*Problem details*
Search the records below for the word "this" and show every line where it occurs.

*Extracted data*
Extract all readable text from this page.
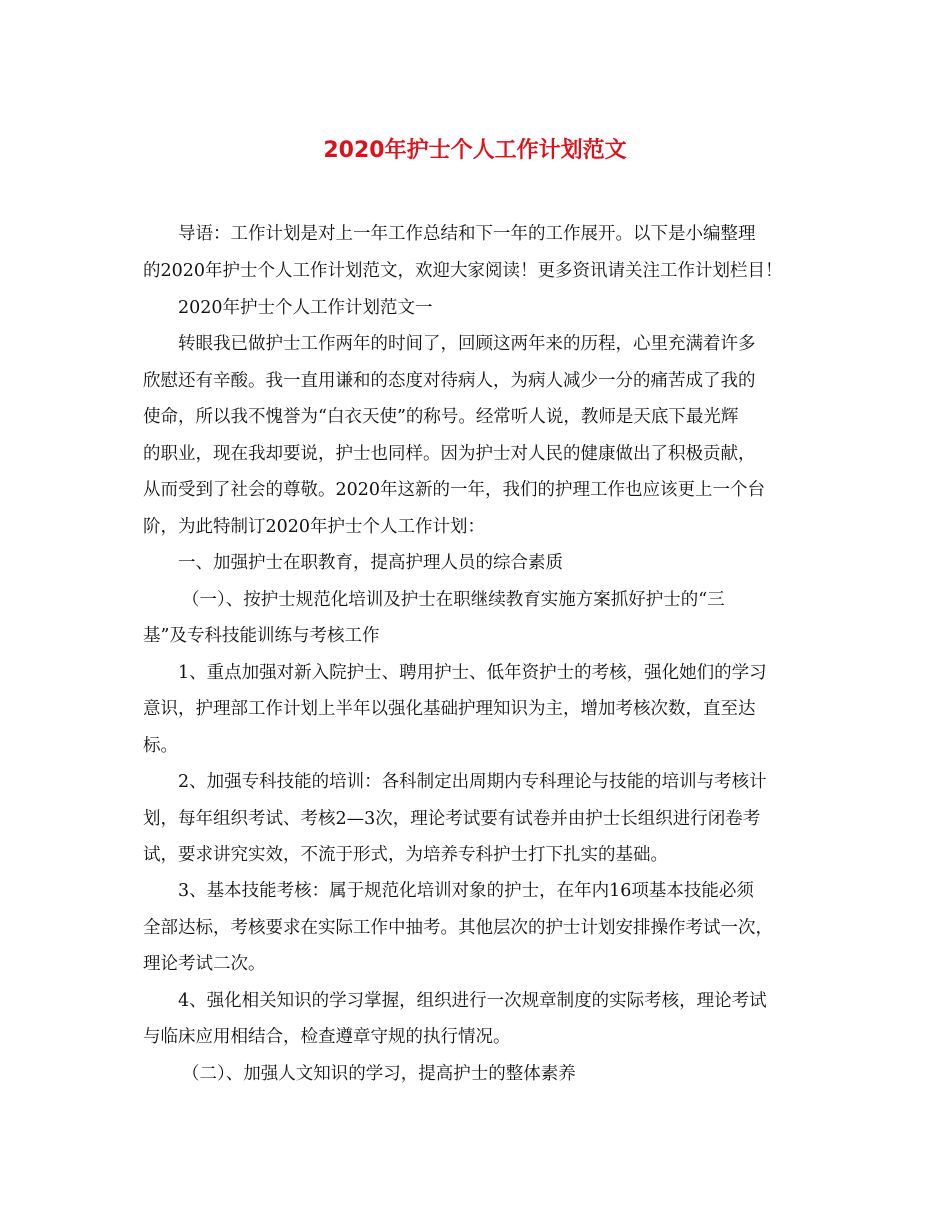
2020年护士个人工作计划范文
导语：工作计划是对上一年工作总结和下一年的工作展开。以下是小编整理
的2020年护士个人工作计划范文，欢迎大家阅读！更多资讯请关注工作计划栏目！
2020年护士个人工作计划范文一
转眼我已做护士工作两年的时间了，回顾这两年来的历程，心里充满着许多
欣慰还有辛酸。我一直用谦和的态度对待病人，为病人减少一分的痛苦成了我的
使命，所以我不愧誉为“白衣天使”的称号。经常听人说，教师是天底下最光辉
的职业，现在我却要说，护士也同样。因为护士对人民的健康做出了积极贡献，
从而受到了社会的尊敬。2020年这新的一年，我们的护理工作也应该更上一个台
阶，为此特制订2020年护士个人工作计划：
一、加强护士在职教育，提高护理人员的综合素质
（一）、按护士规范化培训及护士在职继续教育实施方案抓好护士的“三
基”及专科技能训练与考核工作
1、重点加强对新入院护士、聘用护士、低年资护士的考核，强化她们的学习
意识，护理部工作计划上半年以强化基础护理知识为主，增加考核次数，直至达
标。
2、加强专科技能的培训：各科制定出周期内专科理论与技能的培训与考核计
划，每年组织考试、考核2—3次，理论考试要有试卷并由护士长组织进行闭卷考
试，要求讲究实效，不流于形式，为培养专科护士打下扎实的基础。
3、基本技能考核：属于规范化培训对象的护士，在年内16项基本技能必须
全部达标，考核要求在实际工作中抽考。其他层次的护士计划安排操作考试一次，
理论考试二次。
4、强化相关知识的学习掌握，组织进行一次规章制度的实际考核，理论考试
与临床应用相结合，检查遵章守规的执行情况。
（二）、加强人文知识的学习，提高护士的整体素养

==

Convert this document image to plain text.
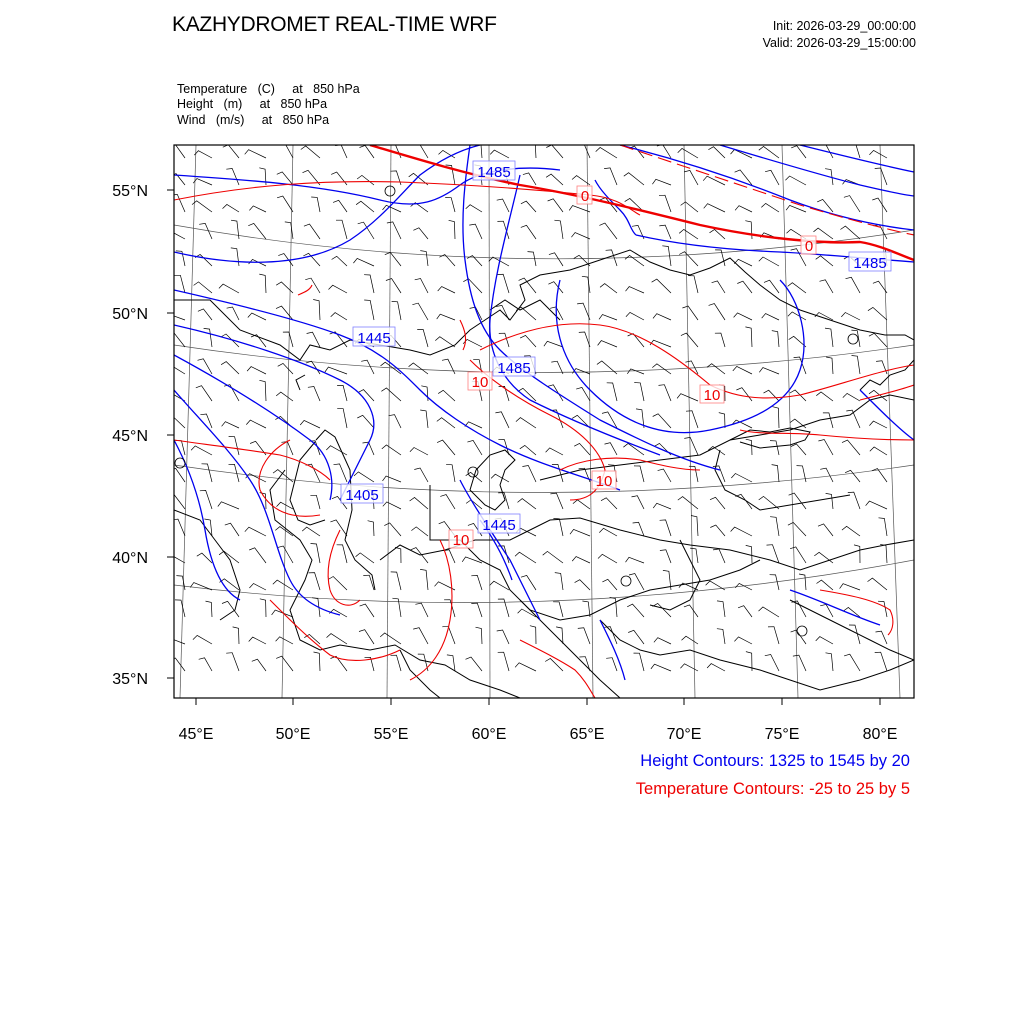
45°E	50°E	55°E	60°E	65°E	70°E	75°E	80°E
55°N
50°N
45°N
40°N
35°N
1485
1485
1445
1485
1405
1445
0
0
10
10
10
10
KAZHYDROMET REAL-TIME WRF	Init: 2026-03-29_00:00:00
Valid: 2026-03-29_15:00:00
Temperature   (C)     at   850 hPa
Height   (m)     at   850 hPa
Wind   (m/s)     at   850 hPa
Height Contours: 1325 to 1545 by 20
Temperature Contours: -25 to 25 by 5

*Response to the exercise*
Extract all readable text from this page.
Convert this document image to plain text.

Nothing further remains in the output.